» PROMPT:
Where a line in the listing contains the string "active", copy that line out.

Records from a collection

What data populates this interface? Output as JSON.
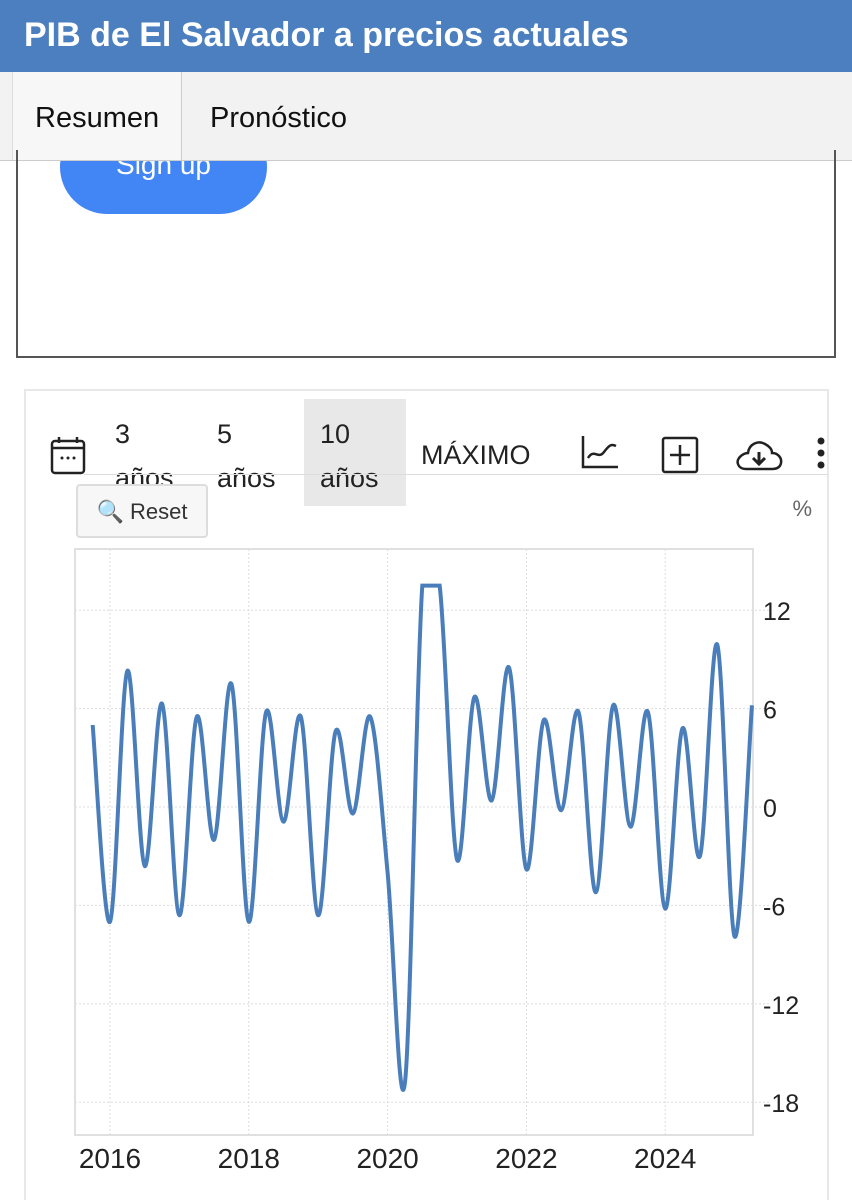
{
  "header": {
    "title": "PIB de El Salvador a precios actuales"
  },
  "tabs": [
    {
      "label": "Resumen",
      "active": true
    },
    {
      "label": "Pronóstico",
      "active": false
    }
  ],
  "promo": {
    "signup_label": "Sign up"
  },
  "toolbar": {
    "ranges": [
      {
        "line1": "3",
        "line2": "años"
      },
      {
        "line1": "5",
        "line2": "años"
      },
      {
        "line1": "10",
        "line2": "años",
        "active": true
      }
    ],
    "max_label": "MÁXIMO",
    "reset_label": "Reset",
    "icons": [
      "calendar-icon",
      "line-chart-icon",
      "plus-box-icon",
      "cloud-download-icon",
      "more-vertical-icon"
    ]
  },
  "chart_data": {
    "type": "line",
    "unit_label": "%",
    "color": "#4a7ebb",
    "x_start": "2015-Q4",
    "x_step": "quarter",
    "x_ticks": [
      "2016",
      "2018",
      "2020",
      "2022",
      "2024"
    ],
    "y_ticks": [
      "12",
      "6",
      "0",
      "-6",
      "-12",
      "-18"
    ],
    "ylim": [
      -19.5,
      14.5
    ],
    "grid": true,
    "values": [
      5,
      -7,
      8.3,
      -3.6,
      6.3,
      -6.6,
      5.5,
      -2,
      7.5,
      -7,
      5.8,
      -0.9,
      5.5,
      -6.6,
      4.6,
      -0.4,
      5.5,
      -4,
      -16.8,
      13.5,
      13.5,
      -3.2,
      6.7,
      0.4,
      8.5,
      -3.8,
      5.3,
      -0.2,
      5.8,
      -5.2,
      6.2,
      -1.2,
      5.8,
      -6.2,
      4.8,
      -3,
      9.9,
      -7.9,
      6.2
    ]
  }
}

» SOLUTION TO THIS PROBLEM:
      "active": true
      "active": false
        "active": true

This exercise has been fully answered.